Copy out every line of the records where the string "employers" occurs.
========
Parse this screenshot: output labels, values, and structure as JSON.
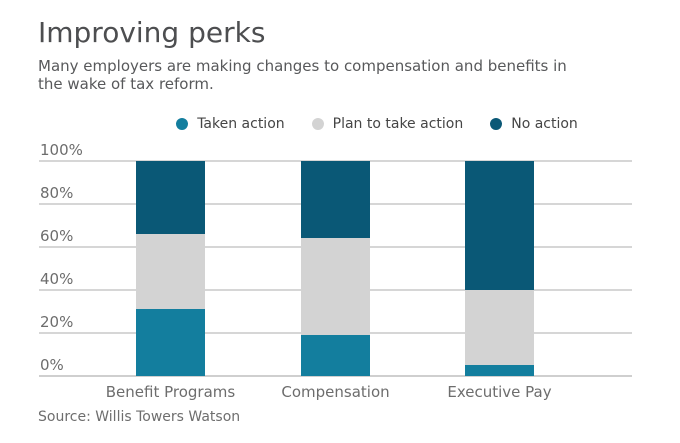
{
  "header": {
    "title": "Improving perks",
    "subtitle": "Many employers are making changes to compensation and benefits in the wake of tax reform."
  },
  "footer": {
    "source": "Source: Willis Towers Watson"
  },
  "colors": {
    "taken": "#137e9e",
    "plan": "#d3d3d3",
    "none": "#0a5876",
    "grid": "#d6d6d6",
    "title_text": "#4d4e50",
    "subtitle_text": "#58595b",
    "axis_text": "#6d6d6d"
  },
  "chart_data": {
    "type": "bar",
    "stacked": true,
    "title": "Improving perks",
    "subtitle": "Many employers are making changes to compensation and benefits in the wake of tax reform.",
    "categories": [
      "Benefit Programs",
      "Compensation",
      "Executive Pay"
    ],
    "series": [
      {
        "name": "Taken action",
        "color_key": "taken",
        "values": [
          31,
          19,
          5
        ]
      },
      {
        "name": "Plan to take action",
        "color_key": "plan",
        "values": [
          35,
          45,
          35
        ]
      },
      {
        "name": "No action",
        "color_key": "none",
        "values": [
          34,
          36,
          60
        ]
      }
    ],
    "ylim": [
      0,
      100
    ],
    "yticks": [
      {
        "value": 0,
        "label": "0%"
      },
      {
        "value": 20,
        "label": "20%"
      },
      {
        "value": 40,
        "label": "40%"
      },
      {
        "value": 60,
        "label": "60%"
      },
      {
        "value": 80,
        "label": "80%"
      },
      {
        "value": 100,
        "label": "100%"
      }
    ],
    "grid": true,
    "legend_position": "top-center",
    "source": "Source: Willis Towers Watson"
  }
}
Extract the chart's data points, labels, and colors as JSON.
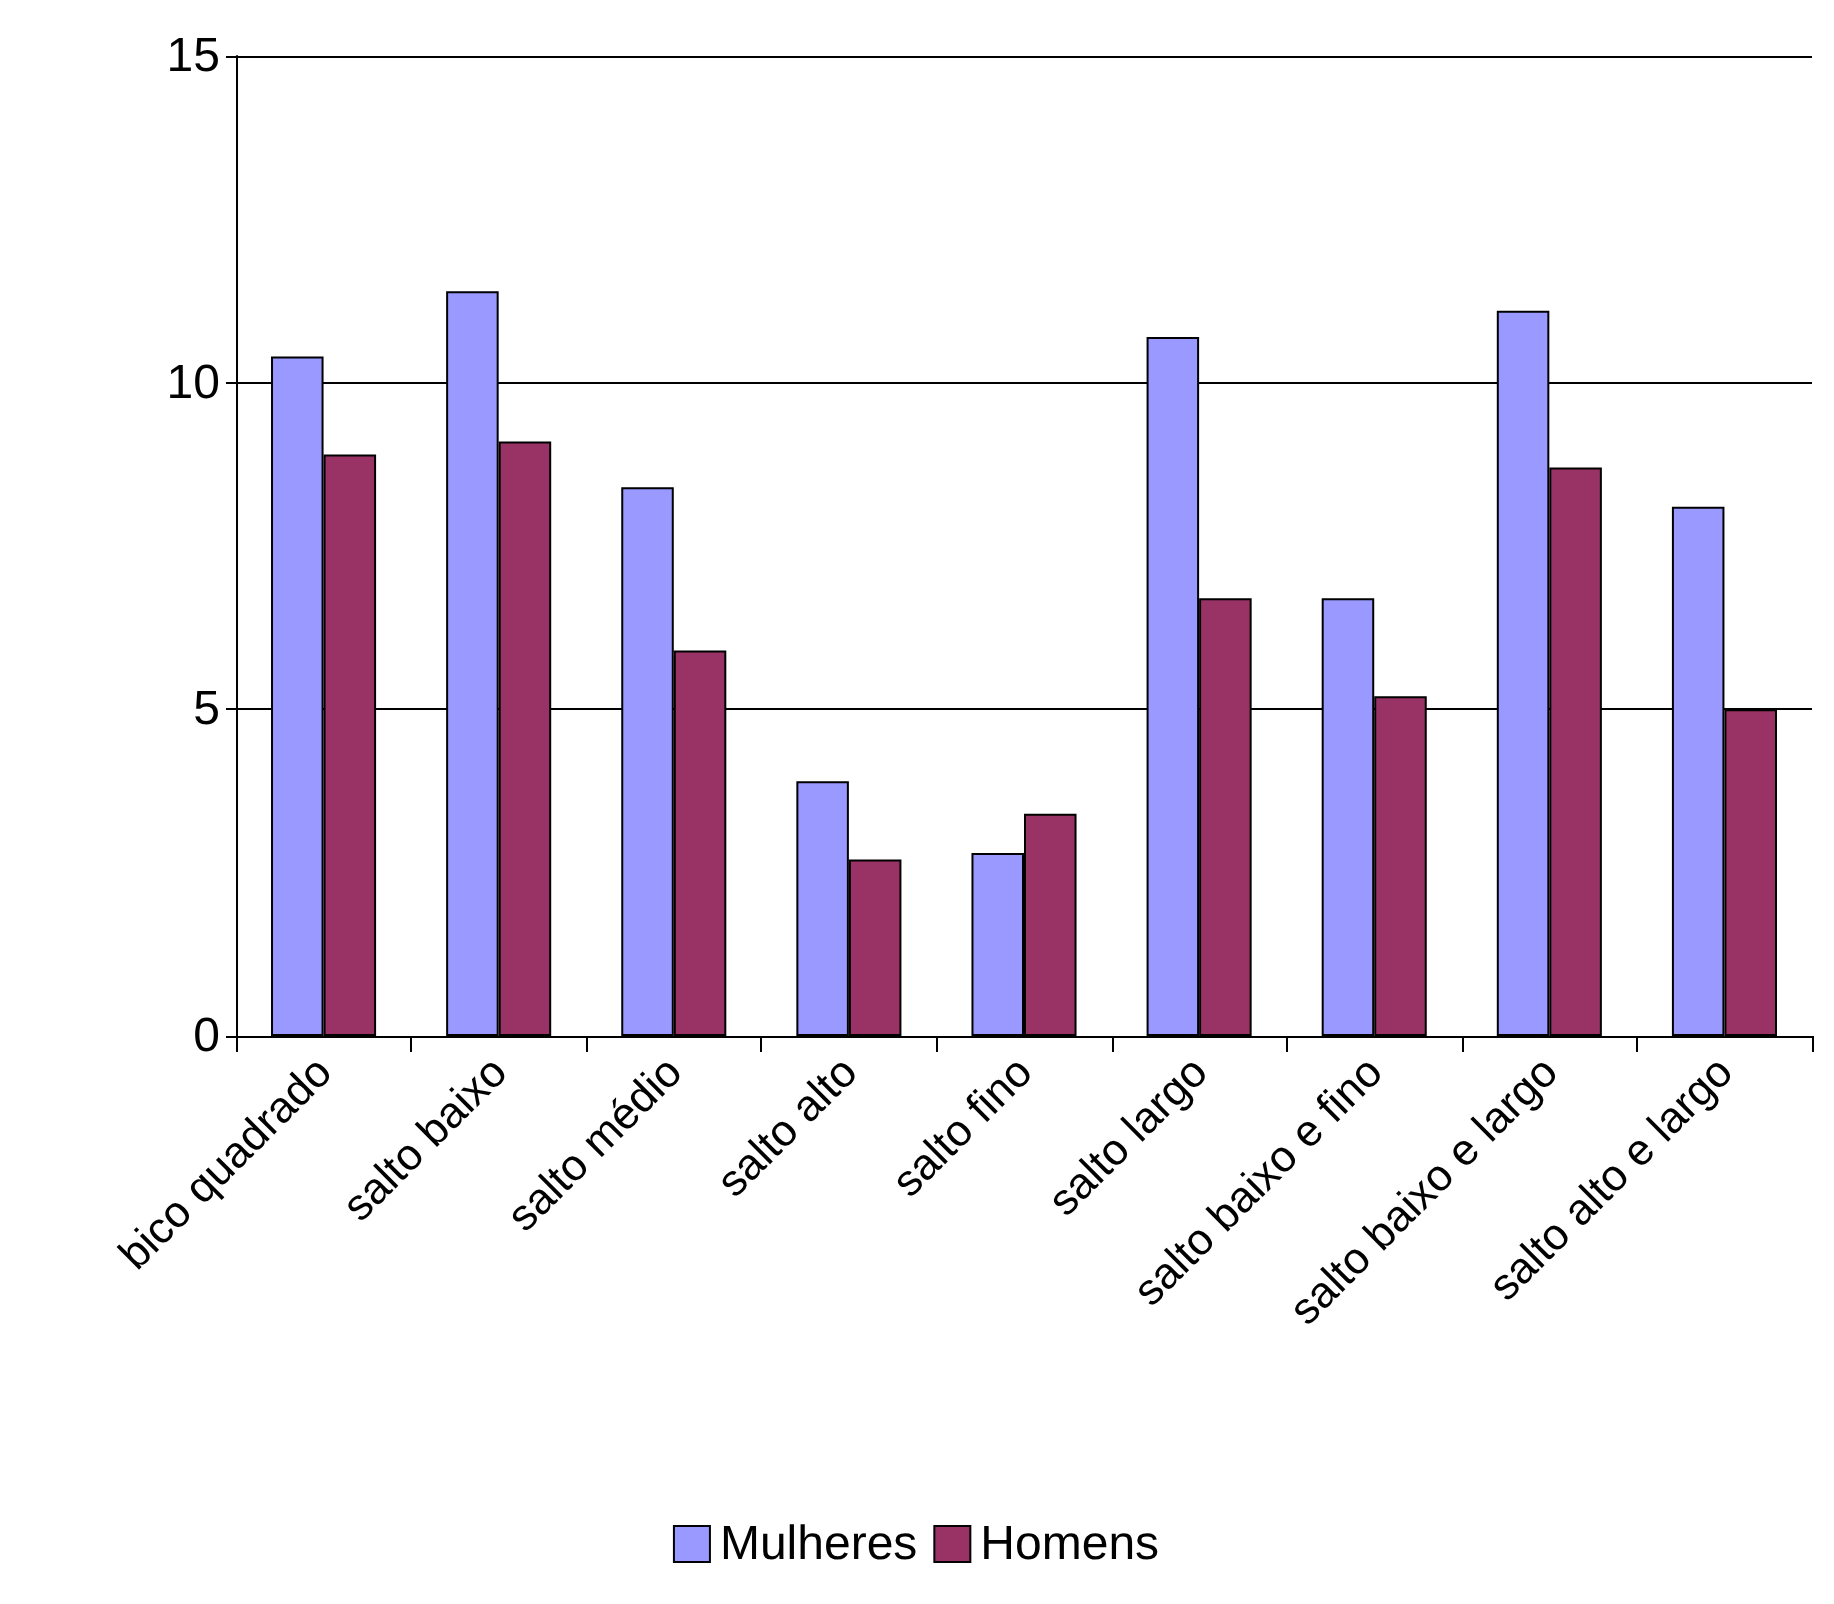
{
  "chart_data": {
    "type": "bar",
    "categories": [
      "bico quadrado",
      "salto baixo",
      "salto médio",
      "salto alto",
      "salto fino",
      "salto largo",
      "salto baixo e fino",
      "salto baixo e largo",
      "salto alto e largo"
    ],
    "series": [
      {
        "name": "Mulheres",
        "color": "#9999ff",
        "values": [
          10.4,
          11.4,
          8.4,
          3.9,
          2.8,
          10.7,
          6.7,
          11.1,
          8.1
        ]
      },
      {
        "name": "Homens",
        "color": "#993366",
        "values": [
          8.9,
          9.1,
          5.9,
          2.7,
          3.4,
          6.7,
          5.2,
          8.7,
          5.0
        ]
      }
    ],
    "ylim": [
      0,
      15
    ],
    "yticks": [
      0,
      5,
      10,
      15
    ],
    "grid": "y",
    "legend": "bottom"
  }
}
========
EXERCISE RESULT:
    "subtitle": "Many employers are making changes to compensation and benefits in the wake of tax reform."
    "subtitle": "Many employers are making changes to compensation and benefits in the wake of tax reform.",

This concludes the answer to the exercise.